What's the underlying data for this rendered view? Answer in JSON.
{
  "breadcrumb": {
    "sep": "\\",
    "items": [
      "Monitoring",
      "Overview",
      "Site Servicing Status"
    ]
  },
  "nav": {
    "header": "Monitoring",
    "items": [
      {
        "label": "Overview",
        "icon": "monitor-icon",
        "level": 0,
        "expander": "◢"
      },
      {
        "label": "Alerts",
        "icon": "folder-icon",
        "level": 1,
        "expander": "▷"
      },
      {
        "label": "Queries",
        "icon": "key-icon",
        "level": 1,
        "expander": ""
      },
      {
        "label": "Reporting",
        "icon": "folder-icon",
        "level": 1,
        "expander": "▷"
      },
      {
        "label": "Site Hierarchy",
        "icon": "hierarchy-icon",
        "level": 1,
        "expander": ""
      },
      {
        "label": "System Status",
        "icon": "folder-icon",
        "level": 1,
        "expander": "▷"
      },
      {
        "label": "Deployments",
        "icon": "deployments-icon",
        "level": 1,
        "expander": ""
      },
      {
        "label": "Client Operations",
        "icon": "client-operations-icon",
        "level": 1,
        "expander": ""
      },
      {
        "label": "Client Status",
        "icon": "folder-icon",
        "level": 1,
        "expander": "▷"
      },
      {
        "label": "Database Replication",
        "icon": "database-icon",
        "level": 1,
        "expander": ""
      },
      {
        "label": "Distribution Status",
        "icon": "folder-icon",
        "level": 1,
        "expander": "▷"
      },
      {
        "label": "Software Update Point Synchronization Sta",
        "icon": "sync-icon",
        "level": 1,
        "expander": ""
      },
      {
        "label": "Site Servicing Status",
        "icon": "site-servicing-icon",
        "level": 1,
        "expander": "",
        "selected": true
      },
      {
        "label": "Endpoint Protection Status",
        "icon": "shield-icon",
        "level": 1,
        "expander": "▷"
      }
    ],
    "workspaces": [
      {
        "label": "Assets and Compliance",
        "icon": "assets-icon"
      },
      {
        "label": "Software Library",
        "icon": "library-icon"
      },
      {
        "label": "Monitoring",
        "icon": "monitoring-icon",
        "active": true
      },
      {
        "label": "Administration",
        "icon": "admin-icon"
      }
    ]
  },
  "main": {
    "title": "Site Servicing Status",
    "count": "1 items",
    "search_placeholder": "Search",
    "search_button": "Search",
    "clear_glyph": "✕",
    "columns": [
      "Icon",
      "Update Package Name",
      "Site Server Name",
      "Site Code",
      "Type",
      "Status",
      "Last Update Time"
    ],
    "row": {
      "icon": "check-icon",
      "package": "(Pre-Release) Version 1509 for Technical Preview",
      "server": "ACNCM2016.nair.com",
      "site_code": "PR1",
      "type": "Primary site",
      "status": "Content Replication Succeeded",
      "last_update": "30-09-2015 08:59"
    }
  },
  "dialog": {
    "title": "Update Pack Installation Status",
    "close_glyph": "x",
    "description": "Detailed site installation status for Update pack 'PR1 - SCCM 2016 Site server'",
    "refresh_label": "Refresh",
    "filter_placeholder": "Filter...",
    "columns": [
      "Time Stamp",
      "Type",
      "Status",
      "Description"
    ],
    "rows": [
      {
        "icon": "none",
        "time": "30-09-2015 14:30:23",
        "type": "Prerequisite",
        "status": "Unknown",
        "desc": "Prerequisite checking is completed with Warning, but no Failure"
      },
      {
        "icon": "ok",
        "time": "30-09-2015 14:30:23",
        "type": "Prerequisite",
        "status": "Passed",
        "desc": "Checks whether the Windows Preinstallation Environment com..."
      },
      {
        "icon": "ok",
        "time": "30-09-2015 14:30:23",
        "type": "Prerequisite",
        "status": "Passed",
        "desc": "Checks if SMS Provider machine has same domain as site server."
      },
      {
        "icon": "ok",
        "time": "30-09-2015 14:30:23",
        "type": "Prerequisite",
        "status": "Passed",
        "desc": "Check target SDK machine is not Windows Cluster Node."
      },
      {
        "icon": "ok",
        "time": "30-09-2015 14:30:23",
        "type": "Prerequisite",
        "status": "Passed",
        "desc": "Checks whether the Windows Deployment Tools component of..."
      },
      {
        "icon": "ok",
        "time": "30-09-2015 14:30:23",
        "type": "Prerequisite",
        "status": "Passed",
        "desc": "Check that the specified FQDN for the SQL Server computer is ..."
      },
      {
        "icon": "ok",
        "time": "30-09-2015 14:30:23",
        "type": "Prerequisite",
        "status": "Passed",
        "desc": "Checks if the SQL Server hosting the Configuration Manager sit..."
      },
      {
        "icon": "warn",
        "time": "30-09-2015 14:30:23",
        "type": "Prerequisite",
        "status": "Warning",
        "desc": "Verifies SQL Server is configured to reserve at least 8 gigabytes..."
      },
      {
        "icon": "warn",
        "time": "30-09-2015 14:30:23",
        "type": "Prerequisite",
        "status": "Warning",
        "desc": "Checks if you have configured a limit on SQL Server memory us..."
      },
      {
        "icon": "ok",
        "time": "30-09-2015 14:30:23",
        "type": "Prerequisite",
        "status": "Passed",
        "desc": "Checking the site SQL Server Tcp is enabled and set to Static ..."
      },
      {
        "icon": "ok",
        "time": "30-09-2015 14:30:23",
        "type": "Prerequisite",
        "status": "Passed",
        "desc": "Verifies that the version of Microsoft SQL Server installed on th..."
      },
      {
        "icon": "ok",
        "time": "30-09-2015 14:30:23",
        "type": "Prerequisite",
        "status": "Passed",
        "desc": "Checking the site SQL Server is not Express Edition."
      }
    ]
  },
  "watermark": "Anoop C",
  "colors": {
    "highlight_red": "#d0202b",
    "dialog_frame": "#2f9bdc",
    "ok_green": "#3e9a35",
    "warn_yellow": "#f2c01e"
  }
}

════════════════════

Your instructions :: Write out every entry exactly as given.

Answer in full ::
What's the underlying data for this rendered view? Answer in JSON.
{
  "breadcrumb": {
    "sep": "\\",
    "items": [
      "Monitoring",
      "Overview",
      "Site Servicing Status"
    ]
  },
  "nav": {
    "header": "Monitoring",
    "items": [
      {
        "label": "Overview",
        "icon": "monitor-icon",
        "level": 0,
        "expander": "◢"
      },
      {
        "label": "Alerts",
        "icon": "folder-icon",
        "level": 1,
        "expander": "▷"
      },
      {
        "label": "Queries",
        "icon": "key-icon",
        "level": 1,
        "expander": ""
      },
      {
        "label": "Reporting",
        "icon": "folder-icon",
        "level": 1,
        "expander": "▷"
      },
      {
        "label": "Site Hierarchy",
        "icon": "hierarchy-icon",
        "level": 1,
        "expander": ""
      },
      {
        "label": "System Status",
        "icon": "folder-icon",
        "level": 1,
        "expander": "▷"
      },
      {
        "label": "Deployments",
        "icon": "deployments-icon",
        "level": 1,
        "expander": ""
      },
      {
        "label": "Client Operations",
        "icon": "client-operations-icon",
        "level": 1,
        "expander": ""
      },
      {
        "label": "Client Status",
        "icon": "folder-icon",
        "level": 1,
        "expander": "▷"
      },
      {
        "label": "Database Replication",
        "icon": "database-icon",
        "level": 1,
        "expander": ""
      },
      {
        "label": "Distribution Status",
        "icon": "folder-icon",
        "level": 1,
        "expander": "▷"
      },
      {
        "label": "Software Update Point Synchronization Sta",
        "icon": "sync-icon",
        "level": 1,
        "expander": ""
      },
      {
        "label": "Site Servicing Status",
        "icon": "site-servicing-icon",
        "level": 1,
        "expander": "",
        "selected": true
      },
      {
        "label": "Endpoint Protection Status",
        "icon": "shield-icon",
        "level": 1,
        "expander": "▷"
      }
    ],
    "workspaces": [
      {
        "label": "Assets and Compliance",
        "icon": "assets-icon"
      },
      {
        "label": "Software Library",
        "icon": "library-icon"
      },
      {
        "label": "Monitoring",
        "icon": "monitoring-icon",
        "active": true
      },
      {
        "label": "Administration",
        "icon": "admin-icon"
      }
    ]
  },
  "main": {
    "title": "Site Servicing Status",
    "count": "1 items",
    "search_placeholder": "Search",
    "search_button": "Search",
    "clear_glyph": "✕",
    "columns": [
      "Icon",
      "Update Package Name",
      "Site Server Name",
      "Site Code",
      "Type",
      "Status",
      "Last Update Time"
    ],
    "row": {
      "icon": "check-icon",
      "package": "(Pre-Release) Version 1509 for Technical Preview",
      "server": "ACNCM2016.nair.com",
      "site_code": "PR1",
      "type": "Primary site",
      "status": "Content Replication Succeeded",
      "last_update": "30-09-2015 08:59"
    }
  },
  "dialog": {
    "title": "Update Pack Installation Status",
    "close_glyph": "x",
    "description": "Detailed site installation status for Update pack 'PR1 - SCCM 2016 Site server'",
    "refresh_label": "Refresh",
    "filter_placeholder": "Filter...",
    "columns": [
      "Time Stamp",
      "Type",
      "Status",
      "Description"
    ],
    "rows": [
      {
        "icon": "none",
        "time": "30-09-2015 14:30:23",
        "type": "Prerequisite",
        "status": "Unknown",
        "desc": "Prerequisite checking is completed with Warning, but no Failure"
      },
      {
        "icon": "ok",
        "time": "30-09-2015 14:30:23",
        "type": "Prerequisite",
        "status": "Passed",
        "desc": "Checks whether the Windows Preinstallation Environment com..."
      },
      {
        "icon": "ok",
        "time": "30-09-2015 14:30:23",
        "type": "Prerequisite",
        "status": "Passed",
        "desc": "Checks if SMS Provider machine has same domain as site server."
      },
      {
        "icon": "ok",
        "time": "30-09-2015 14:30:23",
        "type": "Prerequisite",
        "status": "Passed",
        "desc": "Check target SDK machine is not Windows Cluster Node."
      },
      {
        "icon": "ok",
        "time": "30-09-2015 14:30:23",
        "type": "Prerequisite",
        "status": "Passed",
        "desc": "Checks whether the Windows Deployment Tools component of..."
      },
      {
        "icon": "ok",
        "time": "30-09-2015 14:30:23",
        "type": "Prerequisite",
        "status": "Passed",
        "desc": "Check that the specified FQDN for the SQL Server computer is ..."
      },
      {
        "icon": "ok",
        "time": "30-09-2015 14:30:23",
        "type": "Prerequisite",
        "status": "Passed",
        "desc": "Checks if the SQL Server hosting the Configuration Manager sit..."
      },
      {
        "icon": "warn",
        "time": "30-09-2015 14:30:23",
        "type": "Prerequisite",
        "status": "Warning",
        "desc": "Verifies SQL Server is configured to reserve at least 8 gigabytes..."
      },
      {
        "icon": "warn",
        "time": "30-09-2015 14:30:23",
        "type": "Prerequisite",
        "status": "Warning",
        "desc": "Checks if you have configured a limit on SQL Server memory us..."
      },
      {
        "icon": "ok",
        "time": "30-09-2015 14:30:23",
        "type": "Prerequisite",
        "status": "Passed",
        "desc": "Checking the site SQL Server Tcp is enabled and set to Static ..."
      },
      {
        "icon": "ok",
        "time": "30-09-2015 14:30:23",
        "type": "Prerequisite",
        "status": "Passed",
        "desc": "Verifies that the version of Microsoft SQL Server installed on th..."
      },
      {
        "icon": "ok",
        "time": "30-09-2015 14:30:23",
        "type": "Prerequisite",
        "status": "Passed",
        "desc": "Checking the site SQL Server is not Express Edition."
      }
    ]
  },
  "watermark": "Anoop C",
  "colors": {
    "highlight_red": "#d0202b",
    "dialog_frame": "#2f9bdc",
    "ok_green": "#3e9a35",
    "warn_yellow": "#f2c01e"
  }
}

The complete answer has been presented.